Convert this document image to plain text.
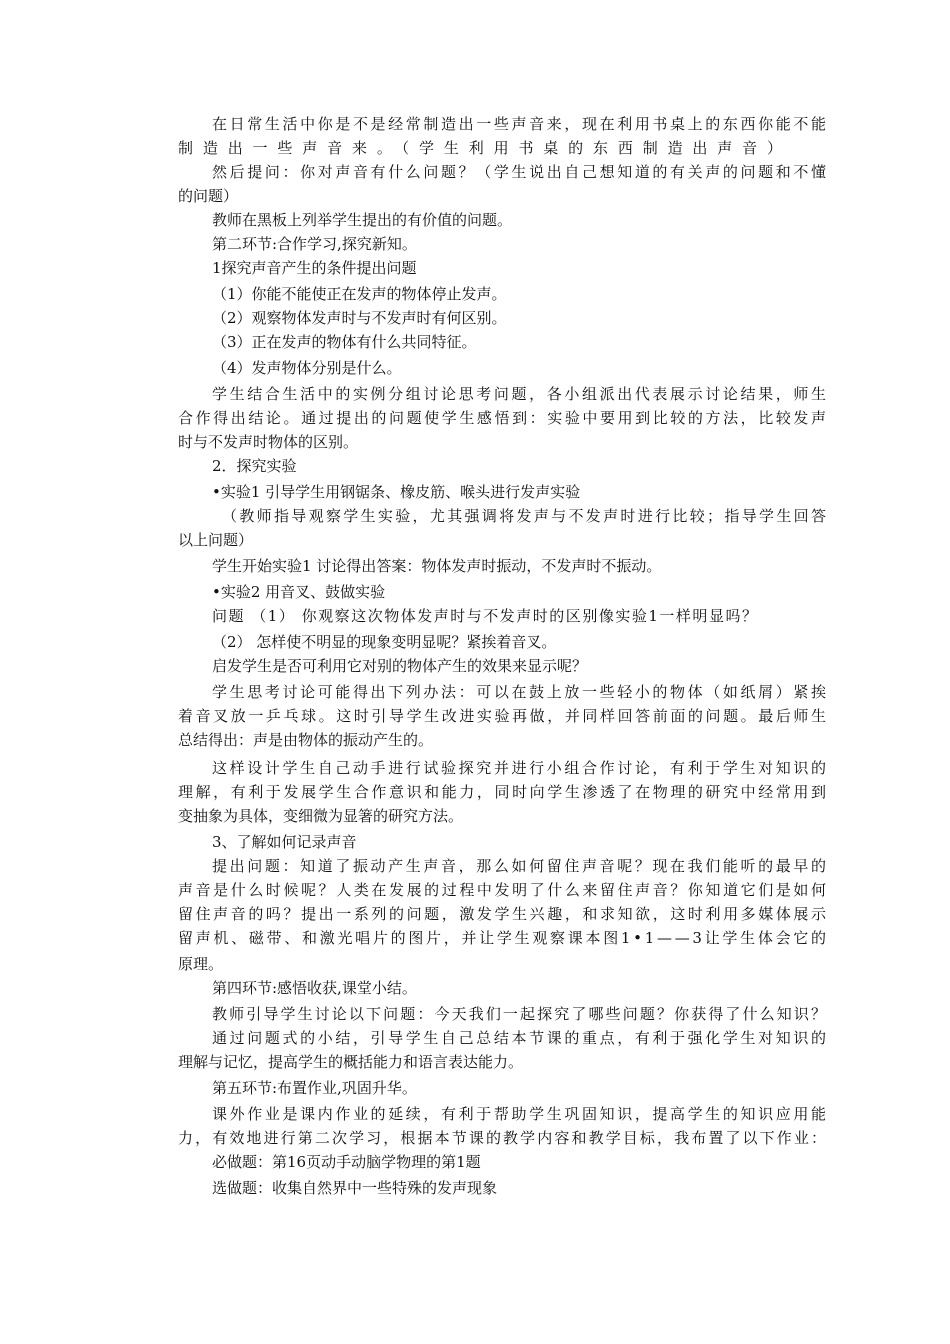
在日常生活中你是不是经常制造出一些声音来，现在利用书桌上的东西你能不能
制造出一些声音来。（学生利用书桌的东西制造出声音）
然后提问：你对声音有什么问题？（学生说出自己想知道的有关声的问题和不懂
的问题）
教师在黑板上列举学生提出的有价值的问题。
第二环节:合作学习,探究新知。
1探究声音产生的条件提出问题
（1）你能不能使正在发声的物体停止发声。
（2）观察物体发声时与不发声时有何区别。
（3）正在发声的物体有什么共同特征。
（4）发声物体分别是什么。
学生结合生活中的实例分组讨论思考问题，各小组派出代表展示讨论结果，师生
合作得出结论。通过提出的问题使学生感悟到：实验中要用到比较的方法，比较发声
时与不发声时物体的区别。
2．探究实验
•实验1 引导学生用钢锯条、橡皮筋、喉头进行发声实验
（教师指导观察学生实验，尤其强调将发声与不发声时进行比较；指导学生回答
以上问题）
学生开始实验1 讨论得出答案：物体发声时振动，不发声时不振动。
•实验2 用音叉、鼓做实验
问题 （1） 你观察这次物体发声时与不发声时的区别像实验1一样明显吗？
（2） 怎样使不明显的现象变明显呢？紧挨着音叉。
启发学生是否可利用它对别的物体产生的效果来显示呢？
学生思考讨论可能得出下列办法：可以在鼓上放一些轻小的物体（如纸屑）紧挨
着音叉放一乒乓球。这时引导学生改进实验再做，并同样回答前面的问题。最后师生
总结得出：声是由物体的振动产生的。
这样设计学生自己动手进行试验探究并进行小组合作讨论，有利于学生对知识的
理解，有利于发展学生合作意识和能力，同时向学生渗透了在物理的研究中经常用到
变抽象为具体，变细微为显箸的研究方法。
3、了解如何记录声音
提出问题：知道了振动产生声音，那么如何留住声音呢？现在我们能听的最早的
声音是什么时候呢？人类在发展的过程中发明了什么来留住声音？你知道它们是如何
留住声音的吗？提出一系列的问题，激发学生兴趣，和求知欲，这时利用多媒体展示
留声机、磁带、和激光唱片的图片，并让学生观察课本图1•1——3让学生体会它的
原理。
第四环节:感悟收获,课堂小结。
教师引导学生讨论以下问题：今天我们一起探究了哪些问题？你获得了什么知识？
通过问题式的小结，引导学生自己总结本节课的重点，有利于强化学生对知识的
理解与记忆，提高学生的概括能力和语言表达能力。
第五环节:布置作业,巩固升华。
课外作业是课内作业的延续，有利于帮助学生巩固知识，提高学生的知识应用能
力，有效地进行第二次学习，根据本节课的教学内容和教学目标，我布置了以下作业：
必做题：第16页动手动脑学物理的第1题
选做题：收集自然界中一些特殊的发声现象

===============

Prompt - Reproduce the entries above without change, omitting all pictures.

Finished exercise -
Convert this document image to plain text.
在日常生活中你是不是经常制造出一些声音来，现在利用书桌上的东西你能不能
制造出一些声音来。（学生利用书桌的东西制造出声音）
然后提问：你对声音有什么问题？（学生说出自己想知道的有关声的问题和不懂
的问题）
教师在黑板上列举学生提出的有价值的问题。
第二环节:合作学习,探究新知。
1探究声音产生的条件提出问题
（1）你能不能使正在发声的物体停止发声。
（2）观察物体发声时与不发声时有何区别。
（3）正在发声的物体有什么共同特征。
（4）发声物体分别是什么。
学生结合生活中的实例分组讨论思考问题，各小组派出代表展示讨论结果，师生
合作得出结论。通过提出的问题使学生感悟到：实验中要用到比较的方法，比较发声
时与不发声时物体的区别。
2．探究实验
•实验1 引导学生用钢锯条、橡皮筋、喉头进行发声实验
（教师指导观察学生实验，尤其强调将发声与不发声时进行比较；指导学生回答
以上问题）
学生开始实验1 讨论得出答案：物体发声时振动，不发声时不振动。
•实验2 用音叉、鼓做实验
问题 （1） 你观察这次物体发声时与不发声时的区别像实验1一样明显吗？
（2） 怎样使不明显的现象变明显呢？紧挨着音叉。
启发学生是否可利用它对别的物体产生的效果来显示呢？
学生思考讨论可能得出下列办法：可以在鼓上放一些轻小的物体（如纸屑）紧挨
着音叉放一乒乓球。这时引导学生改进实验再做，并同样回答前面的问题。最后师生
总结得出：声是由物体的振动产生的。
这样设计学生自己动手进行试验探究并进行小组合作讨论，有利于学生对知识的
理解，有利于发展学生合作意识和能力，同时向学生渗透了在物理的研究中经常用到
变抽象为具体，变细微为显箸的研究方法。
3、了解如何记录声音
提出问题：知道了振动产生声音，那么如何留住声音呢？现在我们能听的最早的
声音是什么时候呢？人类在发展的过程中发明了什么来留住声音？你知道它们是如何
留住声音的吗？提出一系列的问题，激发学生兴趣，和求知欲，这时利用多媒体展示
留声机、磁带、和激光唱片的图片，并让学生观察课本图1•1——3让学生体会它的
原理。
第四环节:感悟收获,课堂小结。
教师引导学生讨论以下问题：今天我们一起探究了哪些问题？你获得了什么知识？
通过问题式的小结，引导学生自己总结本节课的重点，有利于强化学生对知识的
理解与记忆，提高学生的概括能力和语言表达能力。
第五环节:布置作业,巩固升华。
课外作业是课内作业的延续，有利于帮助学生巩固知识，提高学生的知识应用能
力，有效地进行第二次学习，根据本节课的教学内容和教学目标，我布置了以下作业：
必做题：第16页动手动脑学物理的第1题
选做题：收集自然界中一些特殊的发声现象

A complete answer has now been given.